Collected data entries:

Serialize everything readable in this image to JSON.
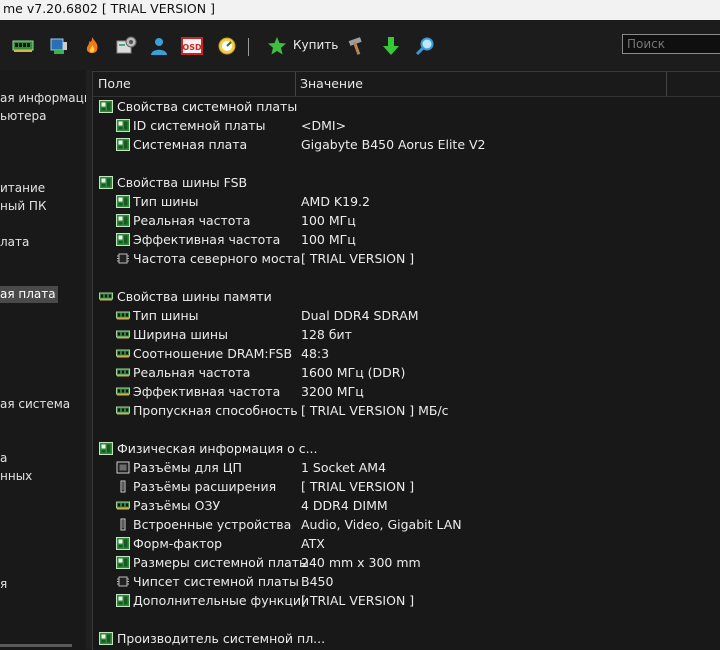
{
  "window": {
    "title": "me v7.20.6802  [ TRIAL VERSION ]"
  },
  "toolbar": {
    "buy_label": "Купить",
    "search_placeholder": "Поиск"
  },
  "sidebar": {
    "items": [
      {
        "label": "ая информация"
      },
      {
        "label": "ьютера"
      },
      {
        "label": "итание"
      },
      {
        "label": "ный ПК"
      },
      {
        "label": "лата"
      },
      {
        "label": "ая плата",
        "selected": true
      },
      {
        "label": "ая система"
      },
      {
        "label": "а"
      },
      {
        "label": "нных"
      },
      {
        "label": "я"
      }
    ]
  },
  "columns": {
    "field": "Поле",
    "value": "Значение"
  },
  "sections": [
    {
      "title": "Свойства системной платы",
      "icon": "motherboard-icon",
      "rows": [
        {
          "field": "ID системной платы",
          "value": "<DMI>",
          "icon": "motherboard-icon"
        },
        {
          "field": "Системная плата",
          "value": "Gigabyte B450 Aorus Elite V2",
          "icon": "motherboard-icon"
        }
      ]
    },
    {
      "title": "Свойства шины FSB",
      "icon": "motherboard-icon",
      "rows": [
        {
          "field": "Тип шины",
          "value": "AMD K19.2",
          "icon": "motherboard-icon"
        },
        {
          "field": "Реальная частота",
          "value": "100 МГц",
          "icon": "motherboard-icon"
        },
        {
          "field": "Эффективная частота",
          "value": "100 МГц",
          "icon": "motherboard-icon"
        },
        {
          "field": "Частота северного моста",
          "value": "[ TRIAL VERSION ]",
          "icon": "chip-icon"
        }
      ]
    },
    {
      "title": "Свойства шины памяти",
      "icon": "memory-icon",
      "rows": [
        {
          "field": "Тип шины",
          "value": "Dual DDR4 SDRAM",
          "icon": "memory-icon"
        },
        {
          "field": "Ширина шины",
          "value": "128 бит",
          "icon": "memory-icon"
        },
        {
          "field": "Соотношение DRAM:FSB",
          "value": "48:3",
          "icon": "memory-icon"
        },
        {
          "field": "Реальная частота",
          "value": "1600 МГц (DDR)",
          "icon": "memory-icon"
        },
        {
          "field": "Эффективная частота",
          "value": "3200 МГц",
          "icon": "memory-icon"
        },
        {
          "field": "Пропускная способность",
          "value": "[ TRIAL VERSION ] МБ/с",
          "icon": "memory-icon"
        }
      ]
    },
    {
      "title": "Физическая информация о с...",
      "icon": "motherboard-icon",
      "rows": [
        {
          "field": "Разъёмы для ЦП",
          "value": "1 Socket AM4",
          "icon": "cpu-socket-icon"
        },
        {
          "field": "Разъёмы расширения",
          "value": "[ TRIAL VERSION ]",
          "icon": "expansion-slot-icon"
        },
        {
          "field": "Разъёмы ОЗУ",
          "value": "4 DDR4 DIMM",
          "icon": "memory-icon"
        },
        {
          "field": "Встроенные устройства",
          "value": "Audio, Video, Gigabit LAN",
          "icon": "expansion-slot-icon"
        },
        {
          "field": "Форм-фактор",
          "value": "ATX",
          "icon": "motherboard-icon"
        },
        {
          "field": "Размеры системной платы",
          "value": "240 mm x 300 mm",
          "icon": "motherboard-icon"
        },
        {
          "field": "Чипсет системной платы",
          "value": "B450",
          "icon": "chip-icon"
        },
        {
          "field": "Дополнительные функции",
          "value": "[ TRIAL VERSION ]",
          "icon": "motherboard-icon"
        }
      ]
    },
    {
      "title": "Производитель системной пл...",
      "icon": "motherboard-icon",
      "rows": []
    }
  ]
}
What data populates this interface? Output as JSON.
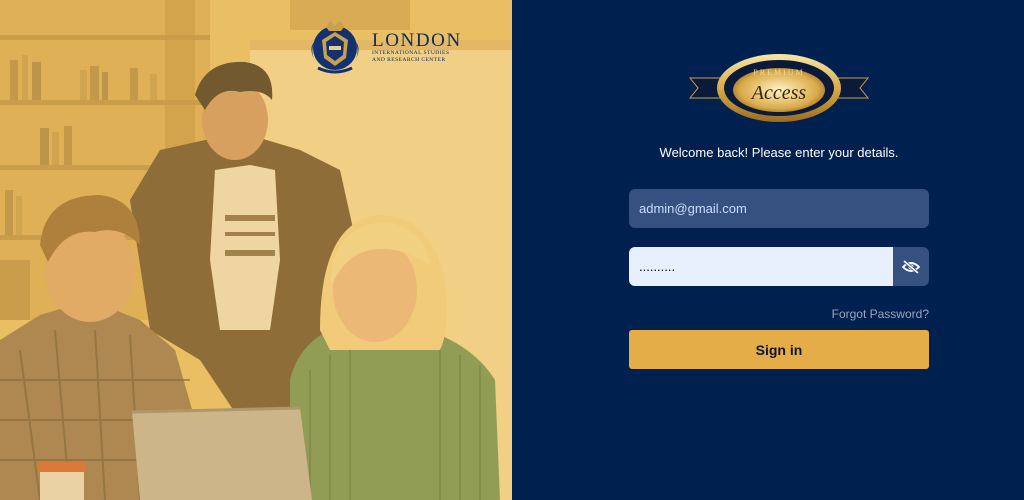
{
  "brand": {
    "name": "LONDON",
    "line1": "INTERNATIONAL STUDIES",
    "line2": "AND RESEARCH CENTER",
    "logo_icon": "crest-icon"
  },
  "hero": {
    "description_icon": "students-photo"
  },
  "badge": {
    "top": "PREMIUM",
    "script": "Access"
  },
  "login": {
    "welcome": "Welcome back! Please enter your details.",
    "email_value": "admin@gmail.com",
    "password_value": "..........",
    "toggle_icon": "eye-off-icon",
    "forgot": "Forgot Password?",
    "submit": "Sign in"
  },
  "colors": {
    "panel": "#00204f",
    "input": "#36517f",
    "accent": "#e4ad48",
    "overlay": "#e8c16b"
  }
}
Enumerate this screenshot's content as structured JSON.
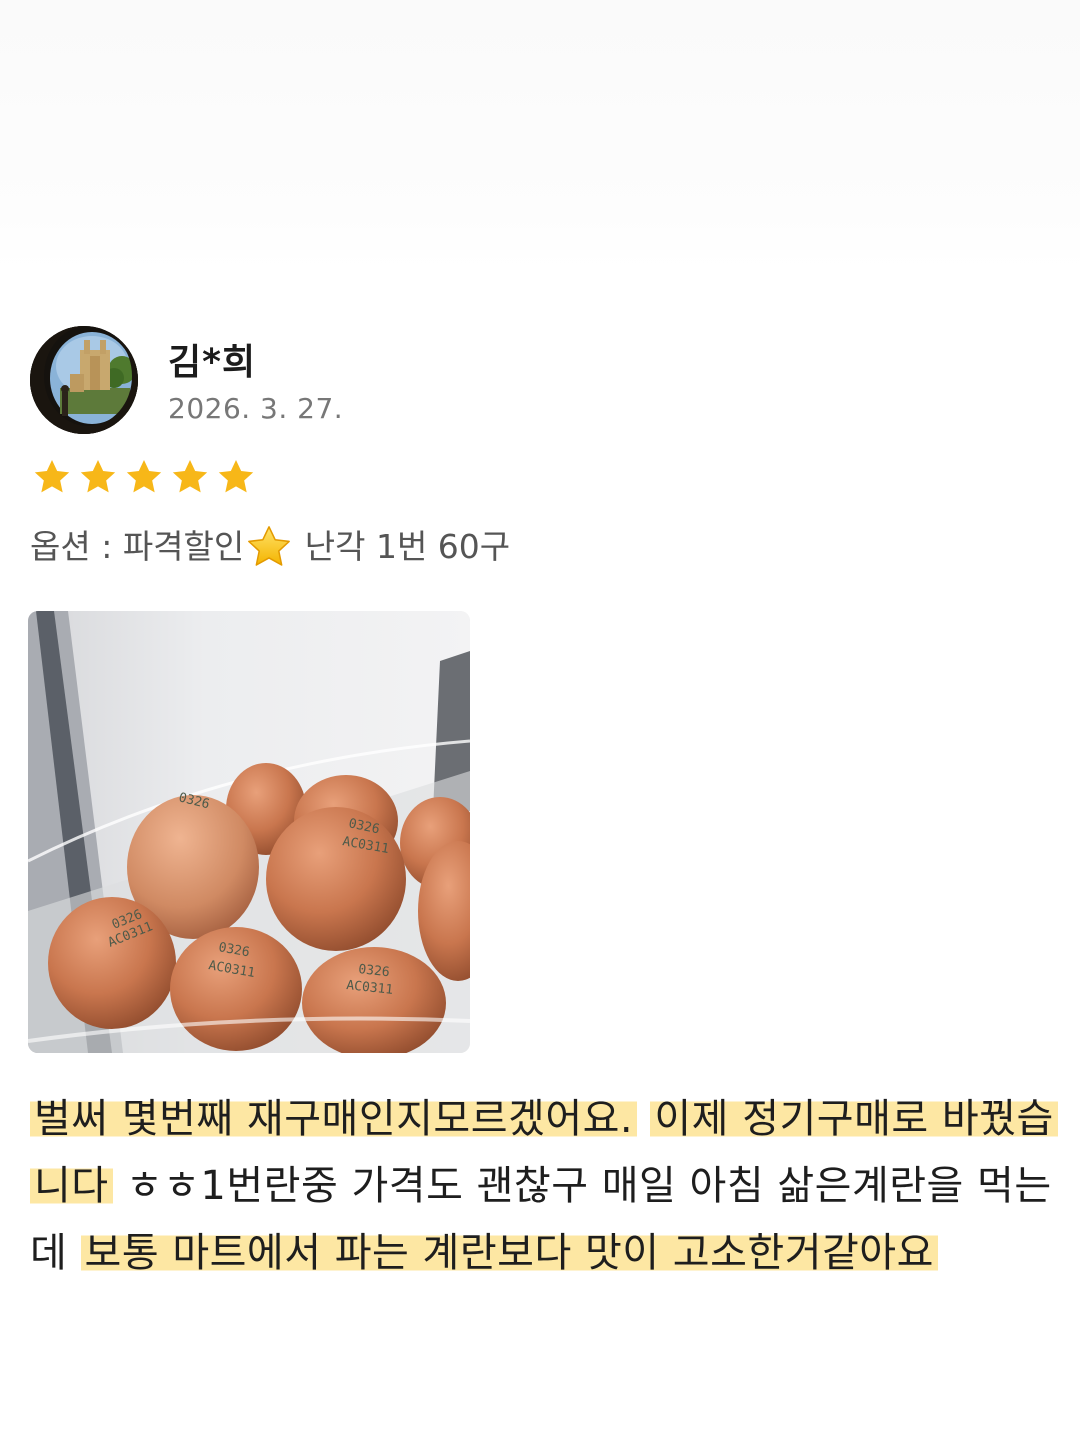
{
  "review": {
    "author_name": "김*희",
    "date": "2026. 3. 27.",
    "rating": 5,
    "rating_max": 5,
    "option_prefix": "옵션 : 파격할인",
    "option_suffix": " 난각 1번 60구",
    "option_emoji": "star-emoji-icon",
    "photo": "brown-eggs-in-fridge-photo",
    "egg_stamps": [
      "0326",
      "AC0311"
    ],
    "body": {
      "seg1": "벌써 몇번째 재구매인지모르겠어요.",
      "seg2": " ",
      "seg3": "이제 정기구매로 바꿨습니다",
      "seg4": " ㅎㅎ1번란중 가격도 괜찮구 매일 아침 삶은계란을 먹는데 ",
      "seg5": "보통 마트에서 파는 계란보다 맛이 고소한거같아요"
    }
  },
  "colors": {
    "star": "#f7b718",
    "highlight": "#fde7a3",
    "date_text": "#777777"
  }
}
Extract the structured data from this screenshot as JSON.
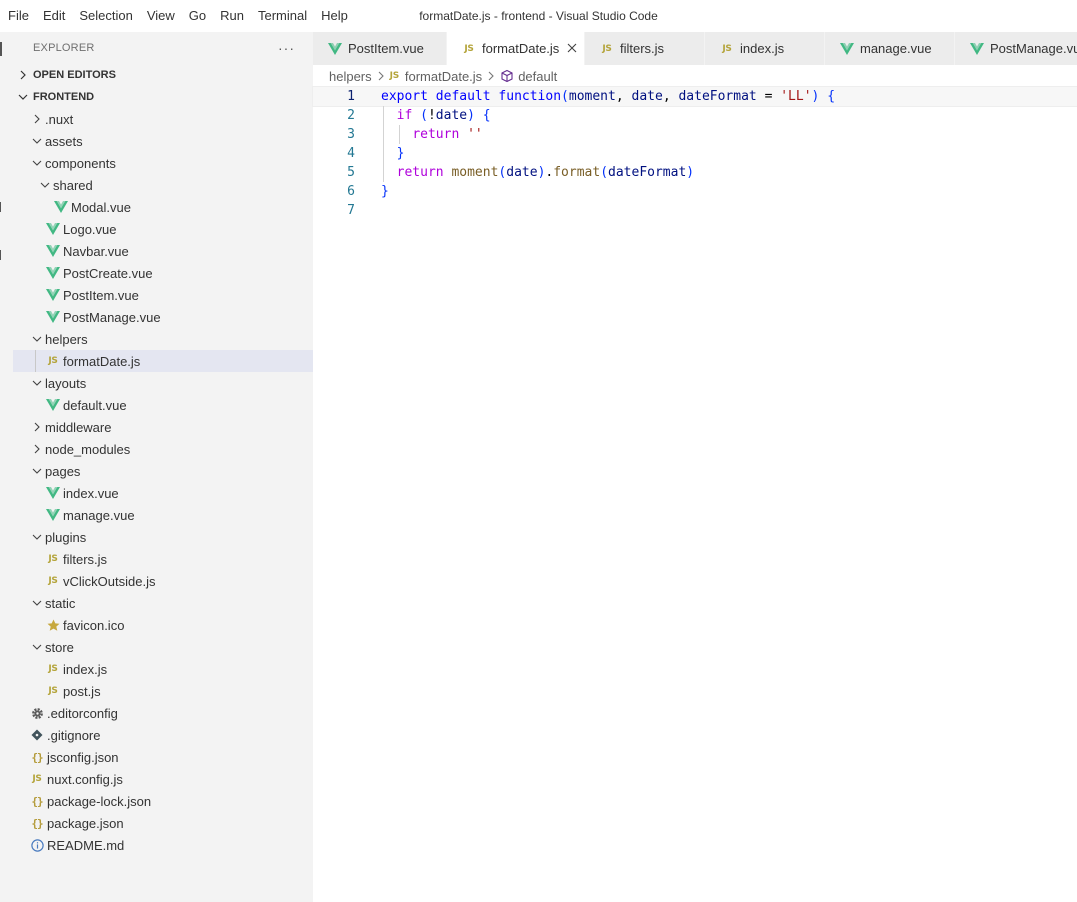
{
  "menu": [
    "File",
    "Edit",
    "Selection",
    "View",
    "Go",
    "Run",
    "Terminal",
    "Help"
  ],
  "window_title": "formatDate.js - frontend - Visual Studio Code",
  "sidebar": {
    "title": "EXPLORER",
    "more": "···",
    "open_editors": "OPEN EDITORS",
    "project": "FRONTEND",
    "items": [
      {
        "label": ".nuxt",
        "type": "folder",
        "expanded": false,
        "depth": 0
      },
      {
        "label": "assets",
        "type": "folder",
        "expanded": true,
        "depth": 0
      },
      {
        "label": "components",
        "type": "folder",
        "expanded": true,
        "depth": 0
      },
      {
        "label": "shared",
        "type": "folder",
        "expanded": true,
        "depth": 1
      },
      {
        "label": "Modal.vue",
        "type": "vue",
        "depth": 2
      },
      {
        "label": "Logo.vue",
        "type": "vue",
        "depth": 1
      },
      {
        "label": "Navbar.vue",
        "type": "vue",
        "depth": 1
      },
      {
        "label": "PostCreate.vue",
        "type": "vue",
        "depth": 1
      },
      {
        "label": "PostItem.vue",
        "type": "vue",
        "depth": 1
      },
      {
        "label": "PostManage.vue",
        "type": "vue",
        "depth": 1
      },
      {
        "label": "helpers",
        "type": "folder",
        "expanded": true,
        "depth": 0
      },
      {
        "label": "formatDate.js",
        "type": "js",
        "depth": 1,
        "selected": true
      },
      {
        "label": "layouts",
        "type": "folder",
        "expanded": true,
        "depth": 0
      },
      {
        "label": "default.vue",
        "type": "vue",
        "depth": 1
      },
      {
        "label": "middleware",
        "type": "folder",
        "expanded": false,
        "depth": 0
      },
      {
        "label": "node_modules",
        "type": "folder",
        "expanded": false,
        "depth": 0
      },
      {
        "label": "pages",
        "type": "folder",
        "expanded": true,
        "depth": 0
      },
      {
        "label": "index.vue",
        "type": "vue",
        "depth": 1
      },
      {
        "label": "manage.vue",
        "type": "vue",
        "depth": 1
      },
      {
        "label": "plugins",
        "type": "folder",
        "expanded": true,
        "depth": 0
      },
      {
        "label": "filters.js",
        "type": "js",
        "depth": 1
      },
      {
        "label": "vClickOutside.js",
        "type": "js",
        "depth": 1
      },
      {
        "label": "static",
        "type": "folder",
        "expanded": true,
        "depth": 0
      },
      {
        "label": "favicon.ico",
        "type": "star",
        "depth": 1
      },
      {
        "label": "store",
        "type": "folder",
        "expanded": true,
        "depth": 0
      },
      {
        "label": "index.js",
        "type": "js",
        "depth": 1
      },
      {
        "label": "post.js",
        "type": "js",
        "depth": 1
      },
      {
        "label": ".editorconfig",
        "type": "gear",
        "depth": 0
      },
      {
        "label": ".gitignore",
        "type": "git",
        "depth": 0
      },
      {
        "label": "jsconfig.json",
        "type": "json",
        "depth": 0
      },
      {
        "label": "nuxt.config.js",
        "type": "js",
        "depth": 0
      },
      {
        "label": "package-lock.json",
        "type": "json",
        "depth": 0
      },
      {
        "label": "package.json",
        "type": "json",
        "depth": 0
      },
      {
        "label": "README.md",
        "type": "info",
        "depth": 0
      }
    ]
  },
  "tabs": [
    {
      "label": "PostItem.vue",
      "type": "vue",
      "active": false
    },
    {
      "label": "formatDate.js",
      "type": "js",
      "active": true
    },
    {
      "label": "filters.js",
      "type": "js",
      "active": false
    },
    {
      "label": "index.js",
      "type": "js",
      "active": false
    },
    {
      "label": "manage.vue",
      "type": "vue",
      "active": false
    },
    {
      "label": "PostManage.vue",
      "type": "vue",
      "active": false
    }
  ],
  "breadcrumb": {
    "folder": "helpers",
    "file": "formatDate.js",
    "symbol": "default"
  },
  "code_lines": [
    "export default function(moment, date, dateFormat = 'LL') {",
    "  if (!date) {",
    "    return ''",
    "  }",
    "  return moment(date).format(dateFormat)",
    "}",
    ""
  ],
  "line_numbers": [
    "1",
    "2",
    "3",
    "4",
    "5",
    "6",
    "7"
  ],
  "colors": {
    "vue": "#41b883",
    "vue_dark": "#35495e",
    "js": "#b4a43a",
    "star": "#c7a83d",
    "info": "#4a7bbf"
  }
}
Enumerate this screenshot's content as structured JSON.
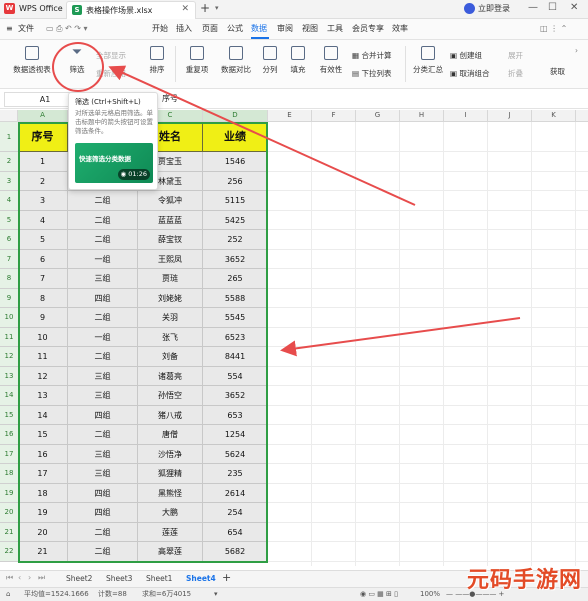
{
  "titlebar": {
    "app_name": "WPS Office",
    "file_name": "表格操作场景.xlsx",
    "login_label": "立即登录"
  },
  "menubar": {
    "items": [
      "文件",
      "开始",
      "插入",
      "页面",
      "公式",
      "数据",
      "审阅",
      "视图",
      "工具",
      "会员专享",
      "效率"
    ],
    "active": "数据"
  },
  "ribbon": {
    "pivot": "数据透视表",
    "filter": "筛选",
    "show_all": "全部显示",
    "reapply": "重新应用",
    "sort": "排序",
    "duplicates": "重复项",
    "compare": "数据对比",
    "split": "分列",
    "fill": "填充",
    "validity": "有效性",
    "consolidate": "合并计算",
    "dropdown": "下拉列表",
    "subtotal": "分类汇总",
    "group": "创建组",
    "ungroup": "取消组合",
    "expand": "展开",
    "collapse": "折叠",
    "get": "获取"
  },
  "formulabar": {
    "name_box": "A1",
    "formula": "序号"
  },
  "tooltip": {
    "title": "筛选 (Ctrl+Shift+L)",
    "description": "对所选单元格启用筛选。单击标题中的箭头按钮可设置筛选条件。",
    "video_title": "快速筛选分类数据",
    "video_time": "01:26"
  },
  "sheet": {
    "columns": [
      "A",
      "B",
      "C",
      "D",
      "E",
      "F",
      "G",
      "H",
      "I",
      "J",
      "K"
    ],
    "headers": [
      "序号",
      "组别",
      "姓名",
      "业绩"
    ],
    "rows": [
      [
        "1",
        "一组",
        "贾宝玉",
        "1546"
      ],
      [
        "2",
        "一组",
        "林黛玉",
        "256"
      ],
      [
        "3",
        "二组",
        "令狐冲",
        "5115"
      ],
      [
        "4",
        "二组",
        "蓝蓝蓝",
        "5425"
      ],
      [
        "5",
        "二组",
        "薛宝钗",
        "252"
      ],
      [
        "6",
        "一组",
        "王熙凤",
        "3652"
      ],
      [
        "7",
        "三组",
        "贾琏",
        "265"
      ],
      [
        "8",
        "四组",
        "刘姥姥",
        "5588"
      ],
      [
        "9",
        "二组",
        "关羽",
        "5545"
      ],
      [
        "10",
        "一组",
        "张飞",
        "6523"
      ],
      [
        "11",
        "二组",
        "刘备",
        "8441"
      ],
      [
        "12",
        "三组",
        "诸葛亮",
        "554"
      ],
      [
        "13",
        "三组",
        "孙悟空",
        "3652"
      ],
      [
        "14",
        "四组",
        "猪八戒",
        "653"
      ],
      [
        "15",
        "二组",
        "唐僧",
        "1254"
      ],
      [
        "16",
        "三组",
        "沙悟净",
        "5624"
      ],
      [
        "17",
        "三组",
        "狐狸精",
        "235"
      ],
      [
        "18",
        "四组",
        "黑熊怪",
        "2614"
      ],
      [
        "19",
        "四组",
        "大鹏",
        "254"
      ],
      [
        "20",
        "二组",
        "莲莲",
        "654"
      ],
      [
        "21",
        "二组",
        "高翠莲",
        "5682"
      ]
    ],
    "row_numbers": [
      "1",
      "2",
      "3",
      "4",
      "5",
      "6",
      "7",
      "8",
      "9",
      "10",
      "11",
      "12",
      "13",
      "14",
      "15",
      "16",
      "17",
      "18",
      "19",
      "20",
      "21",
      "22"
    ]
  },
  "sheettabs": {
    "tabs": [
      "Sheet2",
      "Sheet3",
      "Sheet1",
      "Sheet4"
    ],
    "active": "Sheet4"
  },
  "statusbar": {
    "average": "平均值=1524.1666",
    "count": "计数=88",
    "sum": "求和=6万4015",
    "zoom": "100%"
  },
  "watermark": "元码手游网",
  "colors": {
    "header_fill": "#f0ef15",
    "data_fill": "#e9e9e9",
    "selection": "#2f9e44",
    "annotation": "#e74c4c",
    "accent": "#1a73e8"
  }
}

▸ **Set task**
Find the lines above holding the word "Разъёмы" and show them.

▸ **Answer below**
          "field": "Разъёмы для ЦП",
          "field": "Разъёмы расширения",
          "field": "Разъёмы ОЗУ",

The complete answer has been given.